Problem to work on.
Scan the data that follows and count the lines with the string "object"; answer with the count alone.

Extracted information.

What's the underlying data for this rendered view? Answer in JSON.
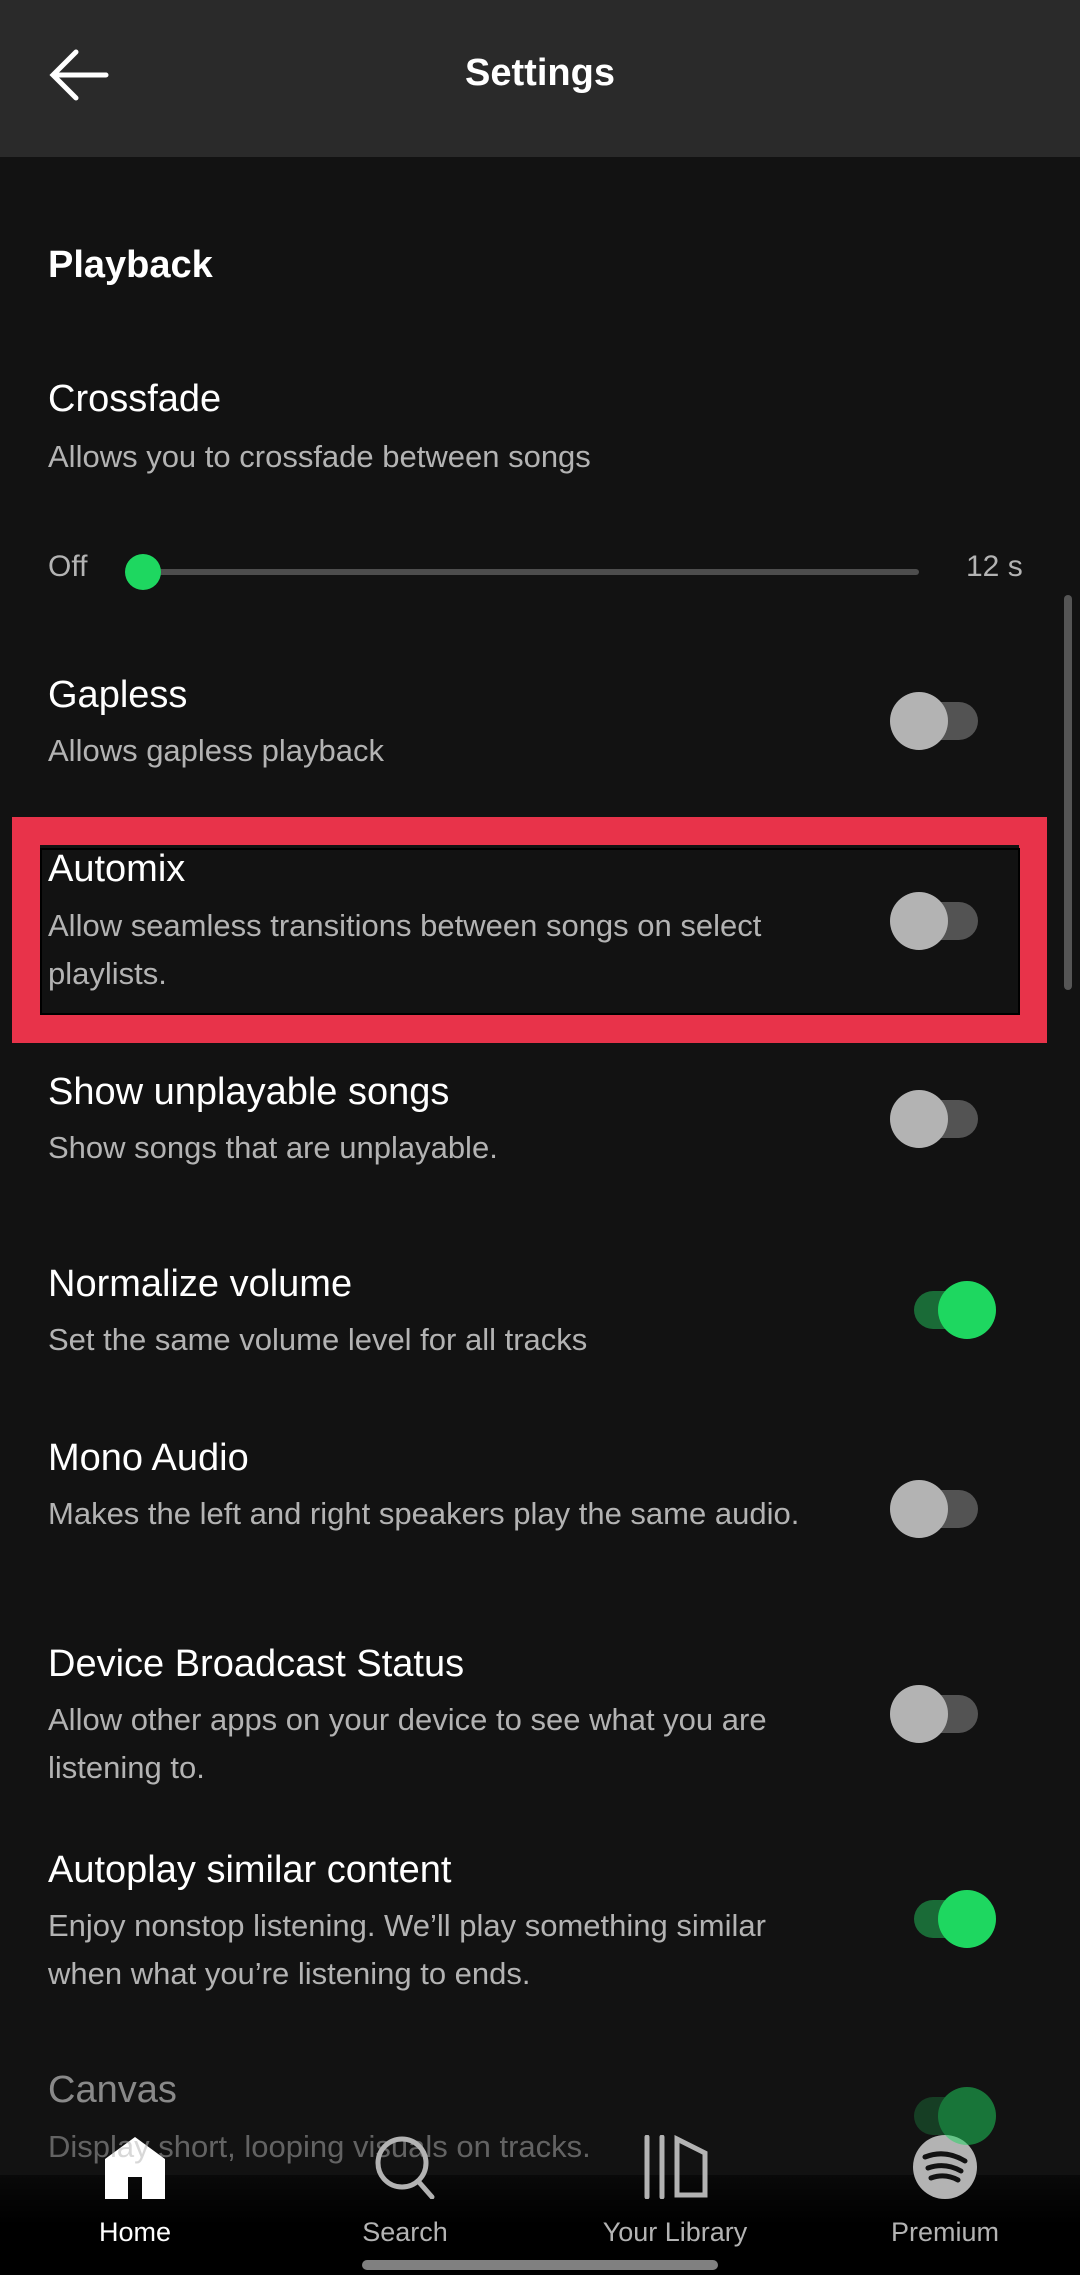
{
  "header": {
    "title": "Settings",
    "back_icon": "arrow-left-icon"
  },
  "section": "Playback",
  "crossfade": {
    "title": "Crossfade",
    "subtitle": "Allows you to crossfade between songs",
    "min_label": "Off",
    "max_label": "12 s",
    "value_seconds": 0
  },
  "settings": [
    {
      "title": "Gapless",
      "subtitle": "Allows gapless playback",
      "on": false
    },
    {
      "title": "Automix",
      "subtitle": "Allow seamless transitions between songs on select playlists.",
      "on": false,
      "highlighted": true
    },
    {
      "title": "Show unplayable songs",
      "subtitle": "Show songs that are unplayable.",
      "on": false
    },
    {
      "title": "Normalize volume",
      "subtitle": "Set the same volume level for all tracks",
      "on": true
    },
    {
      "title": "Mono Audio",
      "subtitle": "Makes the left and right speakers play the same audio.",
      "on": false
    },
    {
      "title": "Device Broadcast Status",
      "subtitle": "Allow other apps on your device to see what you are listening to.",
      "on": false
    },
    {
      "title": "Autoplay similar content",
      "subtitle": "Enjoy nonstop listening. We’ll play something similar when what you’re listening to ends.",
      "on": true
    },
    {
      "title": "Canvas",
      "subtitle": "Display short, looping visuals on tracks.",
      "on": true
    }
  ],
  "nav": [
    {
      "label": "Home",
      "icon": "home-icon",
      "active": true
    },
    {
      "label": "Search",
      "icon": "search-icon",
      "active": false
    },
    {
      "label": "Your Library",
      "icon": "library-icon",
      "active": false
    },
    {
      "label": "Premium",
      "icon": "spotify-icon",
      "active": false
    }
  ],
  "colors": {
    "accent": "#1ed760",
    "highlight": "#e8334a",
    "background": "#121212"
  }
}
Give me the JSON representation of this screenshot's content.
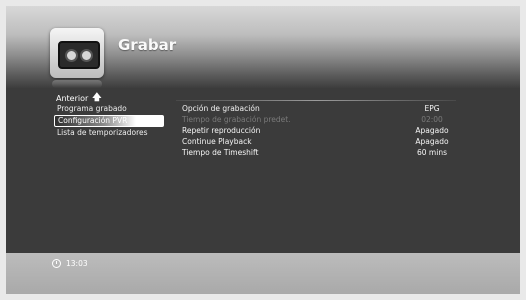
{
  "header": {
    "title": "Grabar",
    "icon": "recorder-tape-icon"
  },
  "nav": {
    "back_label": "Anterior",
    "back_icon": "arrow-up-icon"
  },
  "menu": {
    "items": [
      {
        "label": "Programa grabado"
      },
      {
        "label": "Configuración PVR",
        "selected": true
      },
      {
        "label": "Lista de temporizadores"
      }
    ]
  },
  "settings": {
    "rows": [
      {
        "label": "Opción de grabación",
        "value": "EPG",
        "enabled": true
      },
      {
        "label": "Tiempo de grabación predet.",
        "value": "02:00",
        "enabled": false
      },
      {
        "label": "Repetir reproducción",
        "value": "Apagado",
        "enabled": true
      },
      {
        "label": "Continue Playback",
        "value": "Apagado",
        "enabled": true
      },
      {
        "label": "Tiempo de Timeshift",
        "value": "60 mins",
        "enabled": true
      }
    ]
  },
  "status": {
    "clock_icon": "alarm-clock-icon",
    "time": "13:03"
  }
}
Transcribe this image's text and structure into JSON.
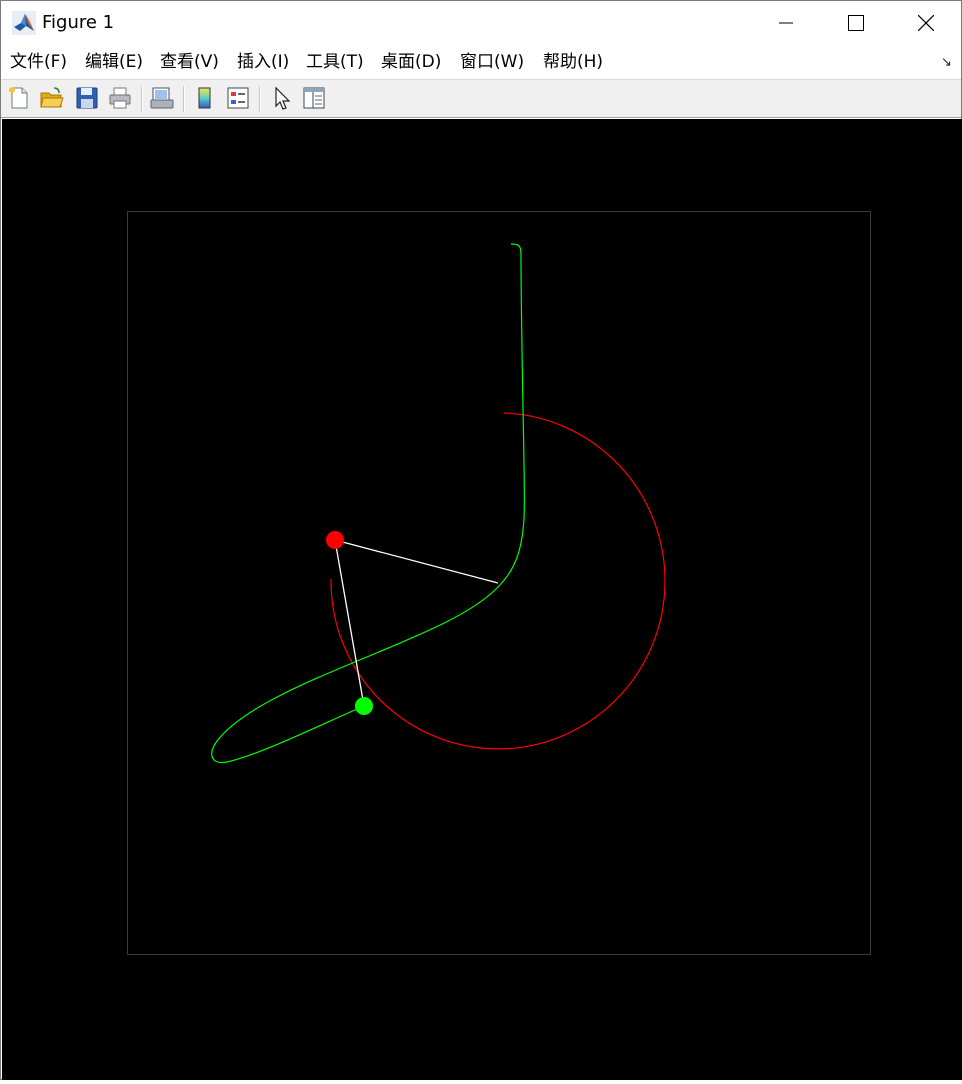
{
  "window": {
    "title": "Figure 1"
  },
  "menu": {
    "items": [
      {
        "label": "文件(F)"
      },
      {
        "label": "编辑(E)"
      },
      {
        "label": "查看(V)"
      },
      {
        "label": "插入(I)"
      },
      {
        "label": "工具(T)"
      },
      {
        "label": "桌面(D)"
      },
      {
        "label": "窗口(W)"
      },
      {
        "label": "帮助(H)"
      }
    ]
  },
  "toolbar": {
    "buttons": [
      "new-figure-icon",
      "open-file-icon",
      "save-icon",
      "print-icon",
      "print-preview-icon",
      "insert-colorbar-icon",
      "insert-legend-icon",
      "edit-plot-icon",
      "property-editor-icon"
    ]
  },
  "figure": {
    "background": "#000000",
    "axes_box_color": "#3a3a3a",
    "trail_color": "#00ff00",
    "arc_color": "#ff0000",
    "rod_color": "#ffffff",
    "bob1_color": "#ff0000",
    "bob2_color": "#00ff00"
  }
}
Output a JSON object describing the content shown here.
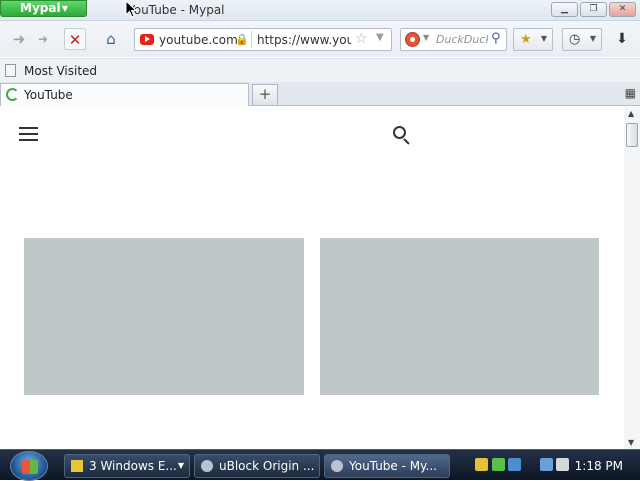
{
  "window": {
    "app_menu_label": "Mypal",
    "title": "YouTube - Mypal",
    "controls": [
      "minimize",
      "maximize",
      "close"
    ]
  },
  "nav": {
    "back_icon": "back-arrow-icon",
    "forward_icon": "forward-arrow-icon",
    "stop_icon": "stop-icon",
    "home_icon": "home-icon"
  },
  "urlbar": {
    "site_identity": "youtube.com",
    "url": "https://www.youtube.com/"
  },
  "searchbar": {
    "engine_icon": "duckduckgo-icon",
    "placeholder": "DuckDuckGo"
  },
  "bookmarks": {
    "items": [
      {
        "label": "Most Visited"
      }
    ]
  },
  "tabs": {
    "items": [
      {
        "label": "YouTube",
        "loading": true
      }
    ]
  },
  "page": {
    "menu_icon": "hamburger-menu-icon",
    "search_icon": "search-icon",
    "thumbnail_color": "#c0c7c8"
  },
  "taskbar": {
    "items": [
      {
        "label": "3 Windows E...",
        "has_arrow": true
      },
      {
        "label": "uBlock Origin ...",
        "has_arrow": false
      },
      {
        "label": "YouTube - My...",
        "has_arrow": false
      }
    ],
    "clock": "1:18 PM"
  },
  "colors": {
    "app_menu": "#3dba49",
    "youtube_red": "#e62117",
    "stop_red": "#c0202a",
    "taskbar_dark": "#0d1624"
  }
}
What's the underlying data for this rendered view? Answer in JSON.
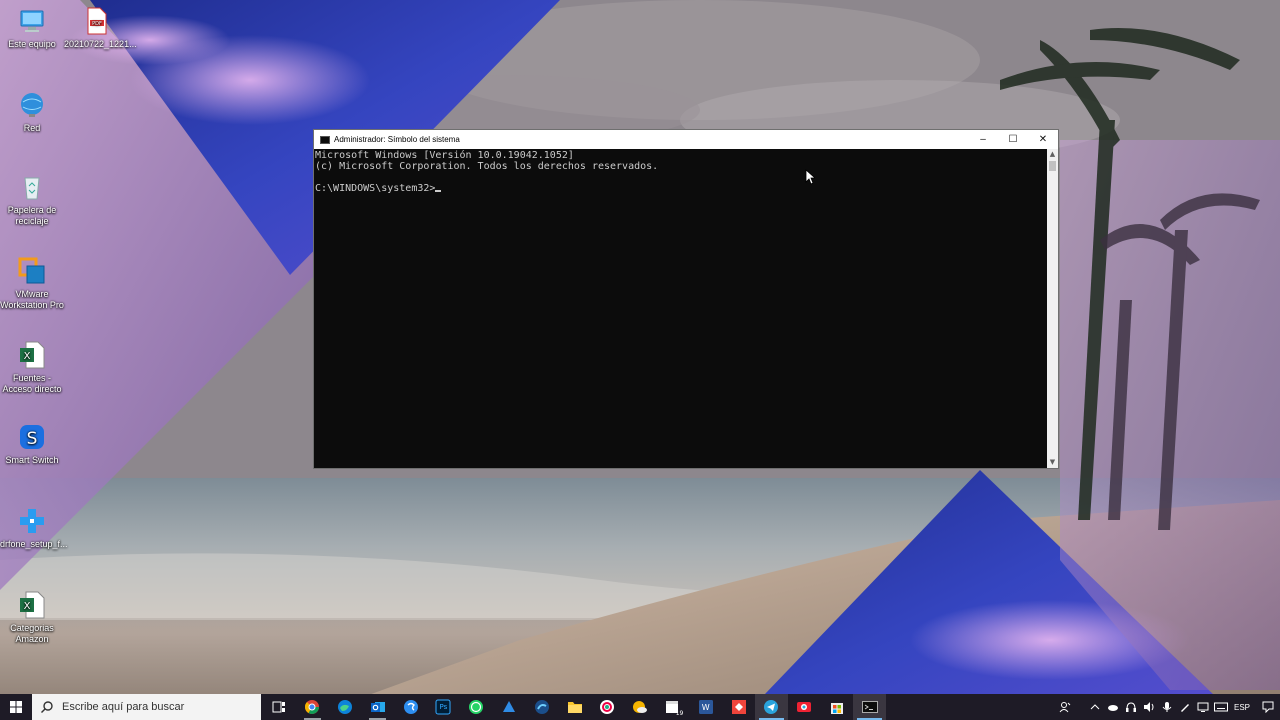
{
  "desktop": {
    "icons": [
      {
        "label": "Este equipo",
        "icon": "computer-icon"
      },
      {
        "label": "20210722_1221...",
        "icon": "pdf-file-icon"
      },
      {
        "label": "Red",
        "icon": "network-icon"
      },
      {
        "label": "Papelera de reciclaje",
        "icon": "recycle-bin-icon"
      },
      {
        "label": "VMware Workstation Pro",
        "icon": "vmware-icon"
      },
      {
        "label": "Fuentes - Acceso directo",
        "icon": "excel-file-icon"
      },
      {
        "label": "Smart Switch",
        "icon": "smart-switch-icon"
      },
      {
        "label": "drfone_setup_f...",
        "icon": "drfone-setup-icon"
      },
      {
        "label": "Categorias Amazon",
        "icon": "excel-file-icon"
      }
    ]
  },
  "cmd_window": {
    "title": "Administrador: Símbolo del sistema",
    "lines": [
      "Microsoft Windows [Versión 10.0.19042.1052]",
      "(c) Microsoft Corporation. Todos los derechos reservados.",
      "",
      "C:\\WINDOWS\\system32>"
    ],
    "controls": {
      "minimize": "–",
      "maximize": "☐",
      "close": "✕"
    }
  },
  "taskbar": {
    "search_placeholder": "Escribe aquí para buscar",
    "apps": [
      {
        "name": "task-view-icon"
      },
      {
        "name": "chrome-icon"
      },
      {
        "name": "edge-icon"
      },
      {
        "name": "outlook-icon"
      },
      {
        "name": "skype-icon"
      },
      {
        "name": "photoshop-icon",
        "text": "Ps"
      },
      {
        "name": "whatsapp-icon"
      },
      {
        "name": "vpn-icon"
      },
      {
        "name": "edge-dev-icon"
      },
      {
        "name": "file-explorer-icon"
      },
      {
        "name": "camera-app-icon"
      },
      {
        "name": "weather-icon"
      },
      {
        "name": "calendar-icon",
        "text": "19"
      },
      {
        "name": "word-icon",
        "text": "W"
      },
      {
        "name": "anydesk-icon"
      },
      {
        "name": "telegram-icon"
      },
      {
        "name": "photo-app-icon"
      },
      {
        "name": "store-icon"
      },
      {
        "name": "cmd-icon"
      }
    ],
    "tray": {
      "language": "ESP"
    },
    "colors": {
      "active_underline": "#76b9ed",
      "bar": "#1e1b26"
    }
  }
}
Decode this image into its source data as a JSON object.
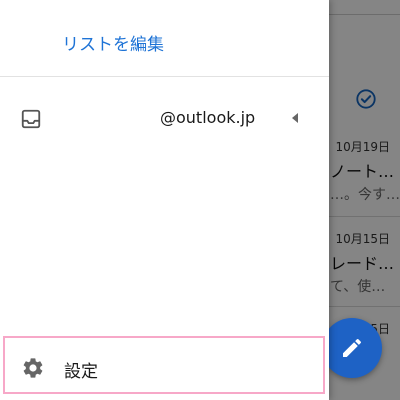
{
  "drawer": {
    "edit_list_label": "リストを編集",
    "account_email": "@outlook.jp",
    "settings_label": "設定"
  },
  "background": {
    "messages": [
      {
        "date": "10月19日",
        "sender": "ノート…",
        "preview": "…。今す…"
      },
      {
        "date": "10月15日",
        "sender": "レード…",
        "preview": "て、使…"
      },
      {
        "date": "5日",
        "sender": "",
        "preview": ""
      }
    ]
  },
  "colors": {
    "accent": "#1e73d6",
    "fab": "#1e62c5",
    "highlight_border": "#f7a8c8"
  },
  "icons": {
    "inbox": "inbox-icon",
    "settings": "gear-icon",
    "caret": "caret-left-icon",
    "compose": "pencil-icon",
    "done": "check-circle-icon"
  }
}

Final result.
2